-- Stated task --
Copy the data precisely, character for character, and leave out every picture.

==== Record extracts

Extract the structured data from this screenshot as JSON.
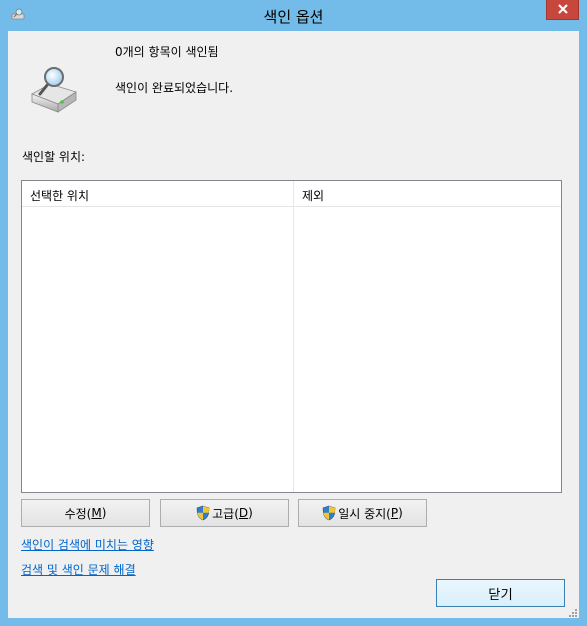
{
  "window": {
    "title": "색인 옵션"
  },
  "status": {
    "items_indexed": "0개의 항목이 색인됨",
    "state": "색인이 완료되었습니다."
  },
  "locations": {
    "label": "색인할 위치:",
    "columns": [
      "선택한 위치",
      "제외"
    ],
    "rows": []
  },
  "buttons": {
    "modify": {
      "label": "수정(",
      "mnemonic": "M",
      "suffix": ")"
    },
    "advanced": {
      "label": "고급(",
      "mnemonic": "D",
      "suffix": ")"
    },
    "pause": {
      "label": "일시 중지(",
      "mnemonic": "P",
      "suffix": ")"
    },
    "close": "닫기"
  },
  "links": {
    "how_affects": "색인이 검색에 미치는 영향",
    "troubleshoot": "검색 및 색인 문제 해결"
  },
  "colors": {
    "frame": "#73bbe8",
    "close_button": "#c7473d",
    "link": "#0066cc"
  },
  "icons": [
    "app-icon",
    "close-icon",
    "drive-search-icon",
    "uac-shield-icon",
    "resize-grip-icon"
  ]
}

========

-- Solution to this exercise --
Extract the structured data from this screenshot as JSON.
{
  "window": {
    "title": "색인 옵션"
  },
  "status": {
    "items_indexed": "0개의 항목이 색인됨",
    "state": "색인이 완료되었습니다."
  },
  "locations": {
    "label": "색인할 위치:",
    "columns": [
      "선택한 위치",
      "제외"
    ],
    "rows": []
  },
  "buttons": {
    "modify": {
      "label": "수정(",
      "mnemonic": "M",
      "suffix": ")"
    },
    "advanced": {
      "label": "고급(",
      "mnemonic": "D",
      "suffix": ")"
    },
    "pause": {
      "label": "일시 중지(",
      "mnemonic": "P",
      "suffix": ")"
    },
    "close": "닫기"
  },
  "links": {
    "how_affects": "색인이 검색에 미치는 영향",
    "troubleshoot": "검색 및 색인 문제 해결"
  },
  "colors": {
    "frame": "#73bbe8",
    "close_button": "#c7473d",
    "link": "#0066cc"
  },
  "icons": [
    "app-icon",
    "close-icon",
    "drive-search-icon",
    "uac-shield-icon",
    "resize-grip-icon"
  ]
}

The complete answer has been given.